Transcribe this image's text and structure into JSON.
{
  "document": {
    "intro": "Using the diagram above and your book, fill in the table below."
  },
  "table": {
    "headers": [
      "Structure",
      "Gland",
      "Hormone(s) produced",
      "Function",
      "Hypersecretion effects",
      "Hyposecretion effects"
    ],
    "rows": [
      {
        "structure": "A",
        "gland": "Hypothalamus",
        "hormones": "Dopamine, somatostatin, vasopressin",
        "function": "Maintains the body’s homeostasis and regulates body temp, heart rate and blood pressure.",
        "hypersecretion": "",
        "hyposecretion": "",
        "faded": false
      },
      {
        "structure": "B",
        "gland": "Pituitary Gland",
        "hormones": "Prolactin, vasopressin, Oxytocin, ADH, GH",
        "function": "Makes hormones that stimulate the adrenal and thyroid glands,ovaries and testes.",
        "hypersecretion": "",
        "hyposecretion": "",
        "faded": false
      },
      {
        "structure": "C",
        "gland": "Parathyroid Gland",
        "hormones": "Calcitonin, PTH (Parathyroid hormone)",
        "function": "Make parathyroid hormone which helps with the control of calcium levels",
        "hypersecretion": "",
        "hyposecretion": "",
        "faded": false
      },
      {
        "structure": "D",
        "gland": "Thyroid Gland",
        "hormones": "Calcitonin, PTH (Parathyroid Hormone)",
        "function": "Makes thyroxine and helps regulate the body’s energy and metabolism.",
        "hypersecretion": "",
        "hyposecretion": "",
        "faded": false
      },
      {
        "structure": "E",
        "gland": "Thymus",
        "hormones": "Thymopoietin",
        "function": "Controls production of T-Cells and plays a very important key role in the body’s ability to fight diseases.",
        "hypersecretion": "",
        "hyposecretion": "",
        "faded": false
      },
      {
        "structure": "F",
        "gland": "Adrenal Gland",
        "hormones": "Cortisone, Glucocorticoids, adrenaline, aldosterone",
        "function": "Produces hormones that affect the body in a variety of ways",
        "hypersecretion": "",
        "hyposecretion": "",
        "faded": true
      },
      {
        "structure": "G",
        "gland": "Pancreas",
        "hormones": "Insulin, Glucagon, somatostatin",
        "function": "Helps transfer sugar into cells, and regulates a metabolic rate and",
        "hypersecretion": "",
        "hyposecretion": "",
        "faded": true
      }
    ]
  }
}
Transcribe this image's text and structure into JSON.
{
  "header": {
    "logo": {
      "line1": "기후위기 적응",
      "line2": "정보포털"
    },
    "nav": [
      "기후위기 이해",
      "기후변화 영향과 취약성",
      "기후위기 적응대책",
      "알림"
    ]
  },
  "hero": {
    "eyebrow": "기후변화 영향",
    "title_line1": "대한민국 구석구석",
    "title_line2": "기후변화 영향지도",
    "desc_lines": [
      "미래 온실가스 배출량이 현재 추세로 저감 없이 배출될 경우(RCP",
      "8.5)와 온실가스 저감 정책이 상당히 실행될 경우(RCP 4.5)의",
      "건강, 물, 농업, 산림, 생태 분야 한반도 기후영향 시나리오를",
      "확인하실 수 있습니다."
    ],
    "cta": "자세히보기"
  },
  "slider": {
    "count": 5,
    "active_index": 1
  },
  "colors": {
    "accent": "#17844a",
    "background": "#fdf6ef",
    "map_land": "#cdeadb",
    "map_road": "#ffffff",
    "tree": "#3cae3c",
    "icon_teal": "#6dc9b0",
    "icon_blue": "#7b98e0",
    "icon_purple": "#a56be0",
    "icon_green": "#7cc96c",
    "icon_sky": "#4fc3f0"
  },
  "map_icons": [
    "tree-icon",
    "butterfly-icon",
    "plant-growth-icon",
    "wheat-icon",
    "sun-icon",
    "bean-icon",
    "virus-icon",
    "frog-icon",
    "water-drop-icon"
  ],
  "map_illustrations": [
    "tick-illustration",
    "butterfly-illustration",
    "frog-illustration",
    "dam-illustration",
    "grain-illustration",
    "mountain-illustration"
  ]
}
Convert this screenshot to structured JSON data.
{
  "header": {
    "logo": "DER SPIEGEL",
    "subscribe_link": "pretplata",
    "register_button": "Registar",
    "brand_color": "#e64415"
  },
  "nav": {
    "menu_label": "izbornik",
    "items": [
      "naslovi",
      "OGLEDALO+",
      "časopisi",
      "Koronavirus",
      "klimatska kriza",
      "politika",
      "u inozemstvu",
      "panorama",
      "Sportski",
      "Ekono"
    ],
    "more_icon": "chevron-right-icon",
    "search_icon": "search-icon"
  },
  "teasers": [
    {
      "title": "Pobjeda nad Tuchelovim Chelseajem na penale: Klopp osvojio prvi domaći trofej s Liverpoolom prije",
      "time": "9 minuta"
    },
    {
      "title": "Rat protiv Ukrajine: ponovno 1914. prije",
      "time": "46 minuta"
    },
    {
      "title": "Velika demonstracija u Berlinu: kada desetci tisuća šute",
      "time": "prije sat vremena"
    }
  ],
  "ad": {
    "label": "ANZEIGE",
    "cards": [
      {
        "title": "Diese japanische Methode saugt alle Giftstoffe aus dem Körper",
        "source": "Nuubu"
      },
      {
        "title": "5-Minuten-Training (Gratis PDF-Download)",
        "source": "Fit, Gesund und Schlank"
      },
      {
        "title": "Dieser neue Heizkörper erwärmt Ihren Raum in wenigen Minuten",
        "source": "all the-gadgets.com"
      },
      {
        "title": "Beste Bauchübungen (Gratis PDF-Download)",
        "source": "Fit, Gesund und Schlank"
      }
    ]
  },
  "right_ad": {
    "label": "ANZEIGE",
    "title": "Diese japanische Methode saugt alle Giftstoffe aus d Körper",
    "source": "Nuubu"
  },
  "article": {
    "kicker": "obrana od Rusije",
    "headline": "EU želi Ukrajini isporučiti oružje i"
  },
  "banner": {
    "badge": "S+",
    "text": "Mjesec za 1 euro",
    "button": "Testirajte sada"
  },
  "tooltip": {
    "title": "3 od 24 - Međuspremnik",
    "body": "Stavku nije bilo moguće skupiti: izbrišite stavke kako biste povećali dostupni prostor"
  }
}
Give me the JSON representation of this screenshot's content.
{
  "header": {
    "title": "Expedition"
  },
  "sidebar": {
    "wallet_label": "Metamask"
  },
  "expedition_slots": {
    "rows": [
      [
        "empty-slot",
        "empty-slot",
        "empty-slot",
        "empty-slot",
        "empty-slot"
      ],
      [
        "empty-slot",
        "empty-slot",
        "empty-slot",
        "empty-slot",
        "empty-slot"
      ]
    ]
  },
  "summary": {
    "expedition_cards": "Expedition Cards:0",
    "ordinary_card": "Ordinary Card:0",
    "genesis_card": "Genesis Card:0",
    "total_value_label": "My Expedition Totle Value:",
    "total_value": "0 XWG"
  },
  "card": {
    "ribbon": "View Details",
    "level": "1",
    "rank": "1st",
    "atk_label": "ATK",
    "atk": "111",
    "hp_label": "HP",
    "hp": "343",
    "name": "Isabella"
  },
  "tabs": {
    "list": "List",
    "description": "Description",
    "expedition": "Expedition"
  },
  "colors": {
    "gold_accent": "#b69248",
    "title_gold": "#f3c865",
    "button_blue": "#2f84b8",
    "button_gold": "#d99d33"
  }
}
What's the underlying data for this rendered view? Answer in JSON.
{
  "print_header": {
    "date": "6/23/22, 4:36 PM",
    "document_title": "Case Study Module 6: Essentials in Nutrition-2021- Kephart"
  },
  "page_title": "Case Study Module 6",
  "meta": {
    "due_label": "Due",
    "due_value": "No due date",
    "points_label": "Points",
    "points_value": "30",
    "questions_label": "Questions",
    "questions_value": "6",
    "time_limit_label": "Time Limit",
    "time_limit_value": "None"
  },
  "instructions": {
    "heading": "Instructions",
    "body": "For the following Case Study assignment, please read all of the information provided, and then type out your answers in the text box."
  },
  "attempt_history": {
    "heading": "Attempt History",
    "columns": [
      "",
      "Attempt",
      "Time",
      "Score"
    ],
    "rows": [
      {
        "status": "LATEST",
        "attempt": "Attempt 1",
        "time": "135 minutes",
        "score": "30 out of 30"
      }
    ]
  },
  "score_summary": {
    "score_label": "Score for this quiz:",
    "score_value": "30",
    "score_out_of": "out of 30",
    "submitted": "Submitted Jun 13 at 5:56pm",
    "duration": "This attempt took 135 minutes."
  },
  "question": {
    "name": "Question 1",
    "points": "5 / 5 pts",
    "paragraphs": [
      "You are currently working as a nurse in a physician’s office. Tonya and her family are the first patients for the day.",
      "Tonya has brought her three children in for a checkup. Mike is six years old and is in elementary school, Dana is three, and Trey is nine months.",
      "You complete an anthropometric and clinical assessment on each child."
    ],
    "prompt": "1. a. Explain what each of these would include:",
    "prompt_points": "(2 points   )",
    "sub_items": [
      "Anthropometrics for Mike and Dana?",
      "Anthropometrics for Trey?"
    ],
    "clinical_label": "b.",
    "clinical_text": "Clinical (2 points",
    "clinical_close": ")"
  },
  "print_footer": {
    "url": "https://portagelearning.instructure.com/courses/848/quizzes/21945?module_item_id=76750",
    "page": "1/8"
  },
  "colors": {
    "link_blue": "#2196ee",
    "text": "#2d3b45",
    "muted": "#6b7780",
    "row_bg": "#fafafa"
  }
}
====================
Every line holding the string "butterfly" should be copied here, so please find those lines in the data.

    "butterfly-icon",
    "butterfly-illustration",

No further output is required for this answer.